Answer with the number of lines in the listing below that contain the word "Member", and nothing else.

────────────────

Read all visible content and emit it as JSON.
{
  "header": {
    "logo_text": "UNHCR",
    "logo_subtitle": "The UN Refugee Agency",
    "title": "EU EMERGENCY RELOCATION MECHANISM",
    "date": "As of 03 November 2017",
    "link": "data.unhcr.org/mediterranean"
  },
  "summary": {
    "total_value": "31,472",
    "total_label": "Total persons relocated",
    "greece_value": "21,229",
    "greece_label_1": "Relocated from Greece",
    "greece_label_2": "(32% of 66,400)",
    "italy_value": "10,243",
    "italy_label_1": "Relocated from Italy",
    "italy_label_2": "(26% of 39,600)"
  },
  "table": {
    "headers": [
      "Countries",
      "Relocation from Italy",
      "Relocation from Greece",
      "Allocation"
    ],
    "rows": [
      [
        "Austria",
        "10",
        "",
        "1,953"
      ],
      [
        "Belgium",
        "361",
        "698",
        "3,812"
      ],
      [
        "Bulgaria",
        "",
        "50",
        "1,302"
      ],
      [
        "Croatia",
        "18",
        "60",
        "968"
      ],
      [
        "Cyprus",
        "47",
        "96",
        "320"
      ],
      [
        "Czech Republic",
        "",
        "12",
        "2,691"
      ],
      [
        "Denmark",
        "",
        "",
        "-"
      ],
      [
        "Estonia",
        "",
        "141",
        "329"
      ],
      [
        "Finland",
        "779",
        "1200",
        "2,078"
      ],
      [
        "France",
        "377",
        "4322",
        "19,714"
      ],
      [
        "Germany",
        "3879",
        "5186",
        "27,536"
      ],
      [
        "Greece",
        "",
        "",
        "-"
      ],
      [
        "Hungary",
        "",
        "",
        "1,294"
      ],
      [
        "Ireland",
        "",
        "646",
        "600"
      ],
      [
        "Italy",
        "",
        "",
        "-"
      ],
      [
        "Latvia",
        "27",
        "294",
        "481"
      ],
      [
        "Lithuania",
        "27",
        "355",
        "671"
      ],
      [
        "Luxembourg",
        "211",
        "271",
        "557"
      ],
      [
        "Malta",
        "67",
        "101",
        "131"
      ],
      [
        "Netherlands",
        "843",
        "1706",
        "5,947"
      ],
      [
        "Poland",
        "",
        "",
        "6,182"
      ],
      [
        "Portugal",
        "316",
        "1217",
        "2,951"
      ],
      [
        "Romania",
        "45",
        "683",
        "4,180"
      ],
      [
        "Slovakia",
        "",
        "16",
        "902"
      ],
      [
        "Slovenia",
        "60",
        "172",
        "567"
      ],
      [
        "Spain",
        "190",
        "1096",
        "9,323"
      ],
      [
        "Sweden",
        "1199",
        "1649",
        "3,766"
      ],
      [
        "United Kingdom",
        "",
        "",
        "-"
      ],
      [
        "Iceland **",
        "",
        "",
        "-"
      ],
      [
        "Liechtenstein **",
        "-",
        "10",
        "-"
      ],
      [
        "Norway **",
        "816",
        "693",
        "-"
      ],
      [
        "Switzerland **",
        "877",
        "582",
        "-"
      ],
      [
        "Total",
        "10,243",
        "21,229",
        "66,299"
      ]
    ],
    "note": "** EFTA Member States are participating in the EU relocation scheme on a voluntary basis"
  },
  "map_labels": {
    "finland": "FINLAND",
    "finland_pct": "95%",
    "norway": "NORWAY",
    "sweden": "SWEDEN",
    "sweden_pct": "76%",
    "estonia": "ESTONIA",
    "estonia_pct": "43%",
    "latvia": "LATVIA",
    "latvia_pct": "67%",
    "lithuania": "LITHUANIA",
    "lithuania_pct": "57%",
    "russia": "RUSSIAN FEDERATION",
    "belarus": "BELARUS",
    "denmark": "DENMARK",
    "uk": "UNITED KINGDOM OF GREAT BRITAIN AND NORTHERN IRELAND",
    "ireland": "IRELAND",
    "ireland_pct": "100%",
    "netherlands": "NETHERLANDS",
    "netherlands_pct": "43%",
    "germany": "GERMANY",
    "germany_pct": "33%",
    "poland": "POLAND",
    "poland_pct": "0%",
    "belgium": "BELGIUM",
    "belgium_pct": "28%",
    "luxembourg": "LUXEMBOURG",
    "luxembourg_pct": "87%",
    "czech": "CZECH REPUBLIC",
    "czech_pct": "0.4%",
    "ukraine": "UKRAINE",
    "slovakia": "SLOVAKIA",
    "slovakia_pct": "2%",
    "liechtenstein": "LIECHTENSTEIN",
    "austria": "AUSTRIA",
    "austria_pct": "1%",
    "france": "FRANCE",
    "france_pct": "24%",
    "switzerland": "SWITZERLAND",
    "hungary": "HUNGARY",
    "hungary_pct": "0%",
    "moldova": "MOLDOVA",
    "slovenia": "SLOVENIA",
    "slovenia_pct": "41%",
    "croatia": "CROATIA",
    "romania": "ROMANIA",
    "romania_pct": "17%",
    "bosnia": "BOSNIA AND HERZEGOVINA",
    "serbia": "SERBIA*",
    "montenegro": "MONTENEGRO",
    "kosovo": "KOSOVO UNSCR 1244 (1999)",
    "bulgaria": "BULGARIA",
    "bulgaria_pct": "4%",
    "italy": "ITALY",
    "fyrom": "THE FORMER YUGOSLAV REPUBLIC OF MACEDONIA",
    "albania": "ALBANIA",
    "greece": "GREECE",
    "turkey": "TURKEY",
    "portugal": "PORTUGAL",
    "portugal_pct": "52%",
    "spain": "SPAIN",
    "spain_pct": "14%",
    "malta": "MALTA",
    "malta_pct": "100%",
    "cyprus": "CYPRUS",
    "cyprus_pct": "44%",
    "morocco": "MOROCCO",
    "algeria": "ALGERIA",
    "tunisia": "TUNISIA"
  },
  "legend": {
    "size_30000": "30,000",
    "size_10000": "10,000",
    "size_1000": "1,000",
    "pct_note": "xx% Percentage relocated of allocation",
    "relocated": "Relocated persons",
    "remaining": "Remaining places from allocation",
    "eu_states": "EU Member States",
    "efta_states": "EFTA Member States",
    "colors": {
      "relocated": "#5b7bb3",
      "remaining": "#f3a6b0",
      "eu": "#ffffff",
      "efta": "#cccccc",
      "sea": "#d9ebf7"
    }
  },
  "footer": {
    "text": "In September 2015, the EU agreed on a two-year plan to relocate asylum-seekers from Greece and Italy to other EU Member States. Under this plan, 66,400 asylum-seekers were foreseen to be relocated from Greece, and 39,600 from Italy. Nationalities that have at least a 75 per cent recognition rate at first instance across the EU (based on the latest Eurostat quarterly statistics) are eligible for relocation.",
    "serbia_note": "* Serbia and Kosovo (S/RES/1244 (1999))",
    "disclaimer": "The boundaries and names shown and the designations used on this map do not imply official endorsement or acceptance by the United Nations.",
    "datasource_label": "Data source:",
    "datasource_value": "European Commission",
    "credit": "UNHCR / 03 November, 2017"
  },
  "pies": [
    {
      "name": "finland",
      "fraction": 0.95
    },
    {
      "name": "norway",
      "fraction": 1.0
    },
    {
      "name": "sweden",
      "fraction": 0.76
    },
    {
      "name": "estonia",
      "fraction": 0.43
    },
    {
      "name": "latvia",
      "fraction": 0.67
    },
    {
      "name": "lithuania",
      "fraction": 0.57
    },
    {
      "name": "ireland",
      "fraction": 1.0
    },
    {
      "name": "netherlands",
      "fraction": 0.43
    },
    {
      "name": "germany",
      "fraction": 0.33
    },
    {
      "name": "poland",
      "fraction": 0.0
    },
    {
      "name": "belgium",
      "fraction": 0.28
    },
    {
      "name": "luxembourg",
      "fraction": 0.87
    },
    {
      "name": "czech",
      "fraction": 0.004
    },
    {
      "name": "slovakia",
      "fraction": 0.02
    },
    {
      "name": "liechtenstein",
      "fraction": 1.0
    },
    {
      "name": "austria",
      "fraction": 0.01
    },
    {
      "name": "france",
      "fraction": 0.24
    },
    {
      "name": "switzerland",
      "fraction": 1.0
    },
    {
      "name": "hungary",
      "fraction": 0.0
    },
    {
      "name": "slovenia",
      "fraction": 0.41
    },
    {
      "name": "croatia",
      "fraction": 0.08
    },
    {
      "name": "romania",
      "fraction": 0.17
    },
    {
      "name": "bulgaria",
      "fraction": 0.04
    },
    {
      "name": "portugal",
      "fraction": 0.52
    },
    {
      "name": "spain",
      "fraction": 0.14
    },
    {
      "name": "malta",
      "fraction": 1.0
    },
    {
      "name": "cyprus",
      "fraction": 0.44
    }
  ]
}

────────────────

SOLUTION – 4